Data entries
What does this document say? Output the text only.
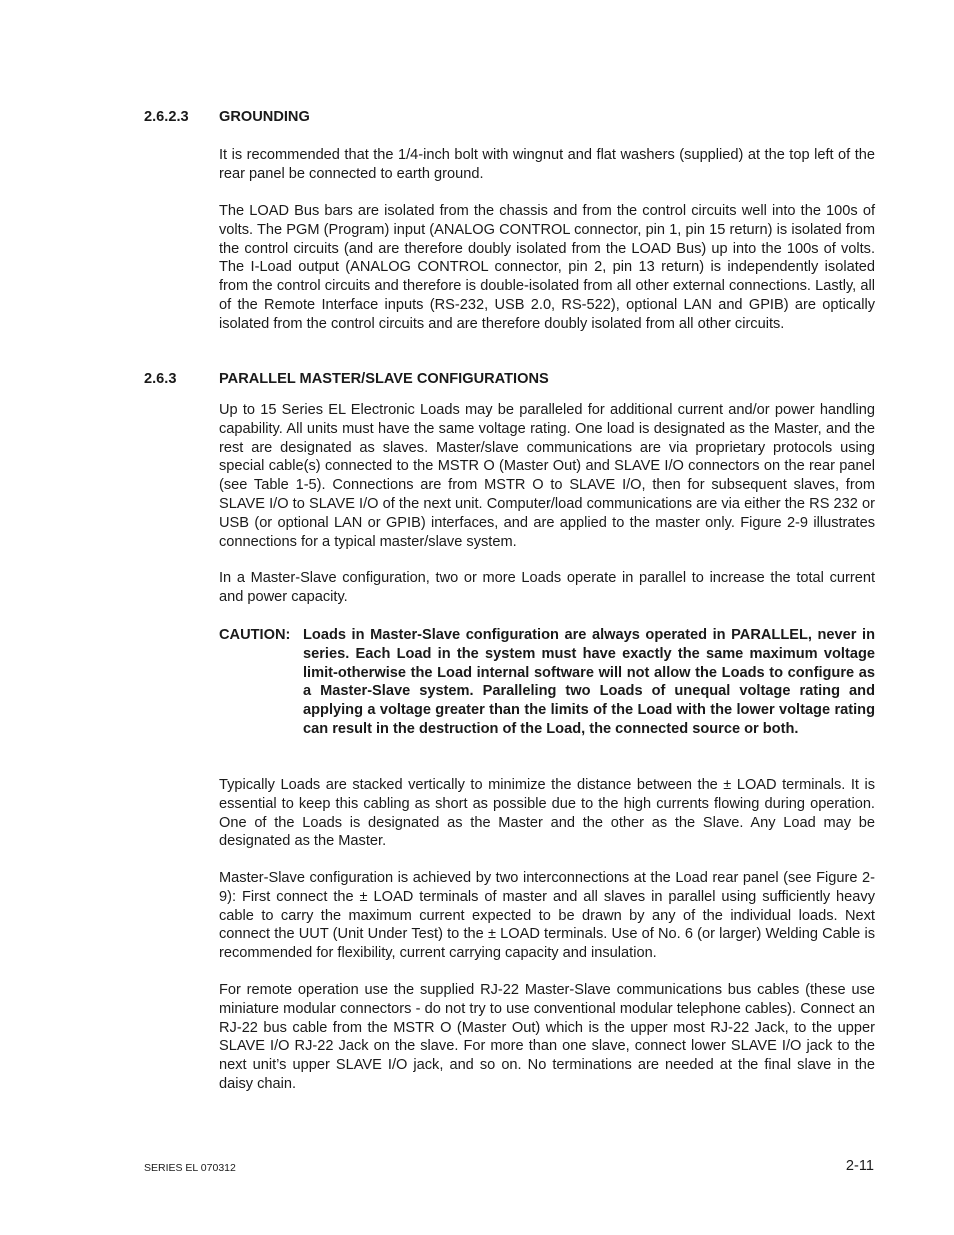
2.6.2.3	GROUNDING

It is recommended that the 1/4-inch bolt with wingnut and flat washers (supplied) at the top left of the rear panel be connected to earth ground.

The LOAD Bus bars are isolated from the chassis and from the control circuits well into the 100s of volts. The PGM (Program) input (ANALOG CONTROL connector, pin 1, pin 15 return) is isolated from the control circuits (and are therefore doubly isolated from the LOAD Bus) up into the 100s of volts. The I-Load output (ANALOG CONTROL connector, pin 2, pin 13 return) is independently isolated from the control circuits and therefore is double-isolated from all other external connections. Lastly, all of the Remote Interface inputs (RS-232, USB 2.0, RS-522), optional LAN and GPIB) are optically isolated from the control circuits and are therefore doubly isolated from all other circuits.

2.6.3	PARALLEL MASTER/SLAVE CONFIGURATIONS

Up to 15 Series EL Electronic Loads may be paralleled for additional current and/or power handling capability. All units must have the same voltage rating. One load is designated as the Master, and the rest are designated as slaves. Master/slave communications are via proprietary protocols using special cable(s) connected to the MSTR O (Master Out) and SLAVE I/O connectors on the rear panel (see Table 1-5). Connections are from MSTR O to SLAVE I/O, then for subsequent slaves, from SLAVE I/O to SLAVE I/O of the next unit. Computer/load communications are via either the RS 232 or USB (or optional LAN or GPIB) interfaces, and are applied to the master only. Figure 2-9 illustrates connections for a typical master/slave system.

In a Master-Slave configuration, two or more Loads operate in parallel to increase the total current and power capacity.

CAUTION: Loads in Master-Slave configuration are always operated in PARALLEL, never in series. Each Load in the system must have exactly the same maximum voltage limit-otherwise the Load internal software will not allow the Loads to configure as a Master-Slave system. Paralleling two Loads of unequal voltage rating and applying a voltage greater than the limits of the Load with the lower voltage rating can result in the destruction of the Load, the connected source or both.

Typically Loads are stacked vertically to minimize the distance between the ± LOAD terminals. It is essential to keep this cabling as short as possible due to the high currents flowing during operation. One of the Loads is designated as the Master and the other as the Slave. Any Load may be designated as the Master.

Master-Slave configuration is achieved by two interconnections at the Load rear panel (see Figure 2-9): First connect the ± LOAD terminals of master and all slaves in parallel using sufficiently heavy cable to carry the maximum current expected to be drawn by any of the individual loads. Next connect the UUT (Unit Under Test) to the ± LOAD terminals. Use of No. 6 (or larger) Welding Cable is recommended for flexibility, current carrying capacity and insulation.

For remote operation use the supplied RJ-22 Master-Slave communications bus cables (these use miniature modular connectors - do not try to use conventional modular telephone cables). Connect an RJ-22 bus cable from the MSTR O (Master Out) which is the upper most RJ-22 Jack, to the upper SLAVE I/O RJ-22 Jack on the slave. For more than one slave, connect lower SLAVE I/O jack to the next unit’s upper SLAVE I/O jack, and so on. No terminations are needed at the final slave in the daisy chain.

SERIES EL 070312	2-11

● **Exercise objective**
Find every line that has "terminals" in it, then return those lines.

● **Expected answer**
Typically Loads are stacked vertically to minimize the distance between the ± LOAD terminals. It is essential to keep this cabling as short as possible due to the high currents flowing during operation. One of the Loads is designated as the Master and the other as the Slave. Any Load may be designated as the Master.
Master-Slave configuration is achieved by two interconnections at the Load rear panel (see Figure 2-9): First connect the ± LOAD terminals of master and all slaves in parallel using sufficiently heavy cable to carry the maximum current expected to be drawn by any of the individual loads. Next connect the UUT (Unit Under Test) to the ± LOAD terminals. Use of No. 6 (or larger) Welding Cable is recommended for flexibility, current carrying capacity and insulation.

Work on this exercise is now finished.